What you have to do:
Extract every line that contains the string "value".

Records for this exercise:
--------------------------------
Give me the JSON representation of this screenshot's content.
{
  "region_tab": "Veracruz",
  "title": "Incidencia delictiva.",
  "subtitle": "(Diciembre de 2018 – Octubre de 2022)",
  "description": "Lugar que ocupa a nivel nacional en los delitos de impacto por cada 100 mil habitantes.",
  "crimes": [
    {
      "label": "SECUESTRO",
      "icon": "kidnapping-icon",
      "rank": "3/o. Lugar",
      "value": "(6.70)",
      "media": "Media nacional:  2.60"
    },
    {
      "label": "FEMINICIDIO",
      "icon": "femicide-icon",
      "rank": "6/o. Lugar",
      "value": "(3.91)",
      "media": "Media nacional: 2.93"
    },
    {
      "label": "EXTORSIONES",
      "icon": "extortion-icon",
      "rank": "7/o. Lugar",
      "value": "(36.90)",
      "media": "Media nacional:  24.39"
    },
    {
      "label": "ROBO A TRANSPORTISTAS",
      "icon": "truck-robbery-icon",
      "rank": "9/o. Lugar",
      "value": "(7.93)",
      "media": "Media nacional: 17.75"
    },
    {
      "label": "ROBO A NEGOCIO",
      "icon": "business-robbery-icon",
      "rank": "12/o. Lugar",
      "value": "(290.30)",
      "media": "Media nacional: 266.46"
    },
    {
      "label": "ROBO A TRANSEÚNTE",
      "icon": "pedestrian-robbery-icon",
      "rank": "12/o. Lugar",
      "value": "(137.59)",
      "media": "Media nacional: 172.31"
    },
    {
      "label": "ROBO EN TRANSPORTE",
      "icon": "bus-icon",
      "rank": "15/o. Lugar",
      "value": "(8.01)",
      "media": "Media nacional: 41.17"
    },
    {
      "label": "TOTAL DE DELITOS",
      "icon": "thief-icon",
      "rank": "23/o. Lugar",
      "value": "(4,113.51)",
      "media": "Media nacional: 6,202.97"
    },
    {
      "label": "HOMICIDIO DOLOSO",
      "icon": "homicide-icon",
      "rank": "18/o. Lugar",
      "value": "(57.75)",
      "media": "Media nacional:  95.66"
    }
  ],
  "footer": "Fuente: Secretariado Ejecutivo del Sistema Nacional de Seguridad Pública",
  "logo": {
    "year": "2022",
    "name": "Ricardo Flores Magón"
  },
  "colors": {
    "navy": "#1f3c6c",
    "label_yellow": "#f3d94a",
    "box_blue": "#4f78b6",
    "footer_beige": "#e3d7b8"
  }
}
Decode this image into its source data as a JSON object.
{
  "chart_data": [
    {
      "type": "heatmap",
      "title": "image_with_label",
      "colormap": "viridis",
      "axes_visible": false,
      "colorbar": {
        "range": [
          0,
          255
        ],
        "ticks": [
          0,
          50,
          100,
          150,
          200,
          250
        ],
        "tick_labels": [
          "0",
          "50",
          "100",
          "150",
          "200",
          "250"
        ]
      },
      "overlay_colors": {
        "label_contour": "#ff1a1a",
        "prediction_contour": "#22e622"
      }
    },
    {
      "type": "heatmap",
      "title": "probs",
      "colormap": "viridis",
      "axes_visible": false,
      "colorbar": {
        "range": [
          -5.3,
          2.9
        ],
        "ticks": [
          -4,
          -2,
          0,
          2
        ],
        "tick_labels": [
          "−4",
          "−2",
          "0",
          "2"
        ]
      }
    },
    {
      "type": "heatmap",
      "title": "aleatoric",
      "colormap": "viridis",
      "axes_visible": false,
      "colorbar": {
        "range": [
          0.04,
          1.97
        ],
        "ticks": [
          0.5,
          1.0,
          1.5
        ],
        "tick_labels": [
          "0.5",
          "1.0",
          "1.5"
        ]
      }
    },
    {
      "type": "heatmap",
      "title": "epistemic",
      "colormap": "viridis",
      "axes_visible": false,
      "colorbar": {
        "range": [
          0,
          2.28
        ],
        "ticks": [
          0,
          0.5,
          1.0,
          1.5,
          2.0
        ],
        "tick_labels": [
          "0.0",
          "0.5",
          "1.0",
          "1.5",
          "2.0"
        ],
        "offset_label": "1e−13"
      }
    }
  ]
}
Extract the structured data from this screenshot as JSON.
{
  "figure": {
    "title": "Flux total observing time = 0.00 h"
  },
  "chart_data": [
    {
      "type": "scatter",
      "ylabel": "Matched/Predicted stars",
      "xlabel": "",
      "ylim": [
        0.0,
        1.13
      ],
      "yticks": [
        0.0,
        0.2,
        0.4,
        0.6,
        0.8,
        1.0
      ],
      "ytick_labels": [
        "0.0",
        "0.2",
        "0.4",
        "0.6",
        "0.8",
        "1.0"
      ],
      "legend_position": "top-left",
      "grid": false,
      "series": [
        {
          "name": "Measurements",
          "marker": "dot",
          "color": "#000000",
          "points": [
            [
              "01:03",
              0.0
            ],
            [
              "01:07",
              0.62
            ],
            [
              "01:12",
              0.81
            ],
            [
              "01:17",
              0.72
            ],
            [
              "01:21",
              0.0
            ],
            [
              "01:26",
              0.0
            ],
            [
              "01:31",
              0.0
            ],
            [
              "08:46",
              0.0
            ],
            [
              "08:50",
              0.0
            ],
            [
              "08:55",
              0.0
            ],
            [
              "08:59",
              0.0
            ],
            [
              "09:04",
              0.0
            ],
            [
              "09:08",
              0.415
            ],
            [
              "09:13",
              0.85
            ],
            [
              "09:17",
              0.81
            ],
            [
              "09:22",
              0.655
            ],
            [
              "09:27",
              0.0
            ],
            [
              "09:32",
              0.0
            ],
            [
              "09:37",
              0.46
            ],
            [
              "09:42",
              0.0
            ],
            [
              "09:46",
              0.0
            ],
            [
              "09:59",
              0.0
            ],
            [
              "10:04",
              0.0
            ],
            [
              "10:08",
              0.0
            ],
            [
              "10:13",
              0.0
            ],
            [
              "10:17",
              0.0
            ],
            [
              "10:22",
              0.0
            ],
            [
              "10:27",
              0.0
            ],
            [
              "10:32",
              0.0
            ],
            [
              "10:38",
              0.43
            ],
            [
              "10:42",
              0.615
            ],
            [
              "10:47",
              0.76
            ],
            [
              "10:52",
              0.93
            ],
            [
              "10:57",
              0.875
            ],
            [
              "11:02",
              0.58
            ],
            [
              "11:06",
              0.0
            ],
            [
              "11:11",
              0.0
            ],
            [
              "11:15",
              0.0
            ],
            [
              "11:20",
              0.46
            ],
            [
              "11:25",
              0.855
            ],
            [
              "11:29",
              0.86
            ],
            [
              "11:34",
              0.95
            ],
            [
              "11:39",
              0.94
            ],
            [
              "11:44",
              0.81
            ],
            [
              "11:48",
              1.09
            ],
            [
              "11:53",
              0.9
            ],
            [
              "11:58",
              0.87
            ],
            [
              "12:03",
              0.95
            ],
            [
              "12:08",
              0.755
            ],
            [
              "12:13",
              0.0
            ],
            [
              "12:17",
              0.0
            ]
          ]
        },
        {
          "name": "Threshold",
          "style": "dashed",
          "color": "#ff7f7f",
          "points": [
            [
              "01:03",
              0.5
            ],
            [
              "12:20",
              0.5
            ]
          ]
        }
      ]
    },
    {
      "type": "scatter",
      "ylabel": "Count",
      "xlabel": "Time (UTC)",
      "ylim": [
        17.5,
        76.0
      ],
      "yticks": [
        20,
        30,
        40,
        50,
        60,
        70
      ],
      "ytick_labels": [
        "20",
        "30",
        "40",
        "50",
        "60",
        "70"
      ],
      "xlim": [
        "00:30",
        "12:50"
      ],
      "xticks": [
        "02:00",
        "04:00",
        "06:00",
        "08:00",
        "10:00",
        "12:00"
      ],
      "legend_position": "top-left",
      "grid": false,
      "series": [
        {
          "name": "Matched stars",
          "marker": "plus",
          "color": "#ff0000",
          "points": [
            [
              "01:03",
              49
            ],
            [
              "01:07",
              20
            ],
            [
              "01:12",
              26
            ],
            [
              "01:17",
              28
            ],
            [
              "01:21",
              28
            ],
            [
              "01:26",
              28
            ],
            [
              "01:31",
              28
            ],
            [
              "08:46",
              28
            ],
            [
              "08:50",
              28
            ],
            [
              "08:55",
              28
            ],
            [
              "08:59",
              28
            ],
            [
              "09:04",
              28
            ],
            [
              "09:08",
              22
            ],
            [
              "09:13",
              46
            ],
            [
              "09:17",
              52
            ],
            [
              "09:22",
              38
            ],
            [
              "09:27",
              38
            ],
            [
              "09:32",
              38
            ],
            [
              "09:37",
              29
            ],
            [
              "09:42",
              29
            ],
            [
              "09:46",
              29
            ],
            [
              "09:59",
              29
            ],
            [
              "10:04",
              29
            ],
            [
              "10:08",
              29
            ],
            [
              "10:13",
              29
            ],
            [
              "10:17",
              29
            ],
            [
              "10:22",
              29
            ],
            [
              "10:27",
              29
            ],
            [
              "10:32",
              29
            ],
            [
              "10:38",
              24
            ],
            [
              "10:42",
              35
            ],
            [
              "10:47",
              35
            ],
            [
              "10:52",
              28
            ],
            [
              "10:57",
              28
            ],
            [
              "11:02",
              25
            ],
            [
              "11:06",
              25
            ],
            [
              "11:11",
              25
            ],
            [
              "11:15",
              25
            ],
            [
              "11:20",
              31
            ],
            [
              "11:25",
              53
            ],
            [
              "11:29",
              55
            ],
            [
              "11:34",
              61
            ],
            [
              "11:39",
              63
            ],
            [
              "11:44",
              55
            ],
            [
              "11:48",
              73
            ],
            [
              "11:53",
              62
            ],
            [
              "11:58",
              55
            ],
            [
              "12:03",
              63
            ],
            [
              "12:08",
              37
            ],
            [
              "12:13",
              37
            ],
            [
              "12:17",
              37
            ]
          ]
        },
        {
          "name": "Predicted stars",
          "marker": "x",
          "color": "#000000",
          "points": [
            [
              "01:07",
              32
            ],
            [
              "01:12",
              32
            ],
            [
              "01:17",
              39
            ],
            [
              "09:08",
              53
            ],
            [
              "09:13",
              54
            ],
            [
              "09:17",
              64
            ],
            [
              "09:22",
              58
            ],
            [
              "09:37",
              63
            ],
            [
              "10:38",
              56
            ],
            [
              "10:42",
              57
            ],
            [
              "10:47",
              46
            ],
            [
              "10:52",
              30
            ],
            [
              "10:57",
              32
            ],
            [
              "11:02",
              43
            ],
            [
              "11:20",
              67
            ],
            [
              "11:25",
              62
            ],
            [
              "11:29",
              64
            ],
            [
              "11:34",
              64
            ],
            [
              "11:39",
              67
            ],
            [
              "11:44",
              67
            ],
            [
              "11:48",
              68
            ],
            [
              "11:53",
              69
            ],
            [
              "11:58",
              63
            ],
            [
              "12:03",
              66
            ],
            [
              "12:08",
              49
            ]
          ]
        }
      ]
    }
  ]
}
--------------------------------
Reply to the task:
      "value": "(6.70)",
      "value": "(3.91)",
      "value": "(36.90)",
      "value": "(7.93)",
      "value": "(290.30)",
      "value": "(137.59)",
      "value": "(8.01)",
      "value": "(4,113.51)",
      "value": "(57.75)",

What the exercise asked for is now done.